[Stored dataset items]
--------

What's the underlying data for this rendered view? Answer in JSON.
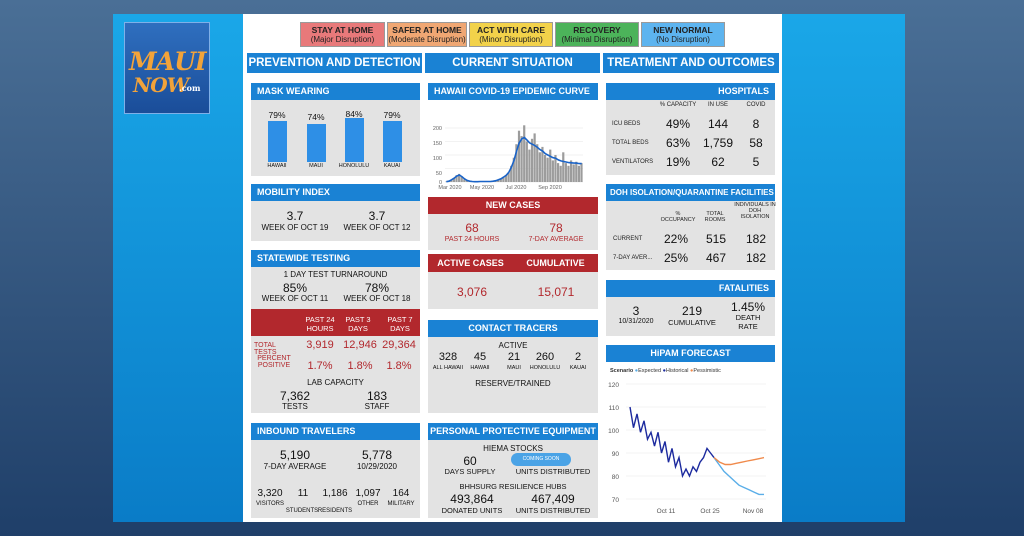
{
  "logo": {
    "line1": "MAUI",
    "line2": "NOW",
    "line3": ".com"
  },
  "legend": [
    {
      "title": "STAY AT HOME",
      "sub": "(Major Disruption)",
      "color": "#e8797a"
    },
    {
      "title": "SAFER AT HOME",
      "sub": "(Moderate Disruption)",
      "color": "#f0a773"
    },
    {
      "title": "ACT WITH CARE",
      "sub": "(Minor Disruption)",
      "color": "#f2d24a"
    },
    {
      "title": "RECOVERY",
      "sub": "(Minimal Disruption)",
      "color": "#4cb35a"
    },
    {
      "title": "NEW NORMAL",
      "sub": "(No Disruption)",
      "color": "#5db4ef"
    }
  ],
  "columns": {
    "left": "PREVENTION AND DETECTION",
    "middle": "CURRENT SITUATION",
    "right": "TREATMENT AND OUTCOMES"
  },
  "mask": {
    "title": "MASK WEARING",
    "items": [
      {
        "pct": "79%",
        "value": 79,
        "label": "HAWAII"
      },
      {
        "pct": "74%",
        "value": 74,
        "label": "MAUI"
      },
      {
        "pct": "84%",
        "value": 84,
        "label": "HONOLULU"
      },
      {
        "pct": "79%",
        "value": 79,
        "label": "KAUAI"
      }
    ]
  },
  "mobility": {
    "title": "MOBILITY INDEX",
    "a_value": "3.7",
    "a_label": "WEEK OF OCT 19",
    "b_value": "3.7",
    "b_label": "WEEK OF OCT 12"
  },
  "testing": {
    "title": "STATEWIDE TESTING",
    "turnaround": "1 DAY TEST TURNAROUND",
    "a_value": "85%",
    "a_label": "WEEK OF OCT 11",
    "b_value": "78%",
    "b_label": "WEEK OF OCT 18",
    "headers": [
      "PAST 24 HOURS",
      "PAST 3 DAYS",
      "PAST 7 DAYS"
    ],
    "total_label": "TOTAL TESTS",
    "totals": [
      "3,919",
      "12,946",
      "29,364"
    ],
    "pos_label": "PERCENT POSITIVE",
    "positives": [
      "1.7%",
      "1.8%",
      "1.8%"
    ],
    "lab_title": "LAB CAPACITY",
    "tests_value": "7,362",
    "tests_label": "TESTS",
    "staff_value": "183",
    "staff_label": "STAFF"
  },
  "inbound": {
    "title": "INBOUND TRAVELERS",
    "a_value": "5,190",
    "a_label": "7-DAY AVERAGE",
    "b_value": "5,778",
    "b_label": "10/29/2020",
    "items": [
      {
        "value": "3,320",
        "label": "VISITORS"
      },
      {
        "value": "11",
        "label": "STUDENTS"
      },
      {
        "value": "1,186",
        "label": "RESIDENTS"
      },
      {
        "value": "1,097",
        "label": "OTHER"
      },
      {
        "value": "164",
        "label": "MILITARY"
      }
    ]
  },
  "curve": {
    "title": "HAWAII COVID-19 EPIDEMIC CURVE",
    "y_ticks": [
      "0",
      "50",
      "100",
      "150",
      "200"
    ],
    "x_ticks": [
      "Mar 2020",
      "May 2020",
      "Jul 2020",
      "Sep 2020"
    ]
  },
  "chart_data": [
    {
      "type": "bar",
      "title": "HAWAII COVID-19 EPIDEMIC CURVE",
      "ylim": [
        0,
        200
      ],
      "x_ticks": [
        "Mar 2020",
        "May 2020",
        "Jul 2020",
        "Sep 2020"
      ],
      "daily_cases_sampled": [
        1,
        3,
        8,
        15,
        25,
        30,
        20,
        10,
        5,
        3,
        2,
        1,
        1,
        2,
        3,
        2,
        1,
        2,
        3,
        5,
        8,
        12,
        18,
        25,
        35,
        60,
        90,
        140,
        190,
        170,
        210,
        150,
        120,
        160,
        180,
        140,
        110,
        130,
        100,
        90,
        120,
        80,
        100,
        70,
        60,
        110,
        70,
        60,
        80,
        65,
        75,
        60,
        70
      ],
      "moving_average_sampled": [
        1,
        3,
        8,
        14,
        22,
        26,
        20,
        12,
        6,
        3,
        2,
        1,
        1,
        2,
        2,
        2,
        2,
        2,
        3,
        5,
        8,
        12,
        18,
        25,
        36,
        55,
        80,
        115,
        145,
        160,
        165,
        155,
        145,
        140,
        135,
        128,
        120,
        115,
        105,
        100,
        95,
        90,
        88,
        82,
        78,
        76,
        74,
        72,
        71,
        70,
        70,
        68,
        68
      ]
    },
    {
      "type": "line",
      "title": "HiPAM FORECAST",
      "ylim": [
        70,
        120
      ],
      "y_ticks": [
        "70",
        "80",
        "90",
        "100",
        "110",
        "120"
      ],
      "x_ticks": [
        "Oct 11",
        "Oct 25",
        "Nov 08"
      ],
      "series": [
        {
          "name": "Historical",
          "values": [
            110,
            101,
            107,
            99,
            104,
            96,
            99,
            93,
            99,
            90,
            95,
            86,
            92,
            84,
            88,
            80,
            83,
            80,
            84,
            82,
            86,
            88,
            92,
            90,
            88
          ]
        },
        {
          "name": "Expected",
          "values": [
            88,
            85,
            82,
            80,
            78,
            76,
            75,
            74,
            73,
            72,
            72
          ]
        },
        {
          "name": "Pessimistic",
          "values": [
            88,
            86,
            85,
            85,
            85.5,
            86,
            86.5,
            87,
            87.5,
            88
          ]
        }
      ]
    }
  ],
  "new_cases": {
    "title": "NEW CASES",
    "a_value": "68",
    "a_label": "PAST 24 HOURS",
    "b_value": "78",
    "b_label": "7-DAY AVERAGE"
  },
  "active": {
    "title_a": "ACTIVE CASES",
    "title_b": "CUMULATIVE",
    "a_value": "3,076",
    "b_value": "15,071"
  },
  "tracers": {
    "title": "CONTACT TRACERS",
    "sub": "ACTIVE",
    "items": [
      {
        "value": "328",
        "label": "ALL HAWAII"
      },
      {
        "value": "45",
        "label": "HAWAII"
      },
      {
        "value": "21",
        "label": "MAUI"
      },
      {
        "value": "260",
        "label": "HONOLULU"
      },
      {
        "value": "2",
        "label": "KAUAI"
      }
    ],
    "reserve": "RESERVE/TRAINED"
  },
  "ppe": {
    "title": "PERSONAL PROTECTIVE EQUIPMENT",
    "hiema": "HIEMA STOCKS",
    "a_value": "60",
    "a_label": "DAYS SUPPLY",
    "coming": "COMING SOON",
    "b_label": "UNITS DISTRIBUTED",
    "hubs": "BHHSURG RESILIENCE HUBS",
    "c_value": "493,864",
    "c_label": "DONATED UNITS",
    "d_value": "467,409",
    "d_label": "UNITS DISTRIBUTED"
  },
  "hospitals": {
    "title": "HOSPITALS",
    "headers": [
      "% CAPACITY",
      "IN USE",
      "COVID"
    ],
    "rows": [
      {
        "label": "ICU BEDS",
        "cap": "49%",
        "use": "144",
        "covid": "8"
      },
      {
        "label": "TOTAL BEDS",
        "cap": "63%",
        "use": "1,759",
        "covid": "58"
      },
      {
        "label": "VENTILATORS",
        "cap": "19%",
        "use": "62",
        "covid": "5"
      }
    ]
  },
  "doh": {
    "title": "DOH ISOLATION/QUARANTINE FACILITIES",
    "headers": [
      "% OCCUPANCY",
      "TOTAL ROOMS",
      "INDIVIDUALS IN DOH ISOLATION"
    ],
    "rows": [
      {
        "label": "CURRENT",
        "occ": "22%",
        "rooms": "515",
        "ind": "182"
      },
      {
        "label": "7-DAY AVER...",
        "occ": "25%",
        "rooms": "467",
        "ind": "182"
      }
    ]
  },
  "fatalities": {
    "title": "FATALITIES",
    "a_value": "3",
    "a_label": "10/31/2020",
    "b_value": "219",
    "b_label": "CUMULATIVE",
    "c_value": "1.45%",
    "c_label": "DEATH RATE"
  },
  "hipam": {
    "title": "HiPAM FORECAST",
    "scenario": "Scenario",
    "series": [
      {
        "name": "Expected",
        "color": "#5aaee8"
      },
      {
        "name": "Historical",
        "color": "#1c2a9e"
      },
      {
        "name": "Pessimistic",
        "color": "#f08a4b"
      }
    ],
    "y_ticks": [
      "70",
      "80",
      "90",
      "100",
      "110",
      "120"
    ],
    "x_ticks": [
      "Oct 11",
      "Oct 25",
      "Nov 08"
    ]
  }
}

--------

Task requirements —
Each line that holds the string "DISTRIBUTED" counts once; give the total and nothing else.

Answer to the task —
2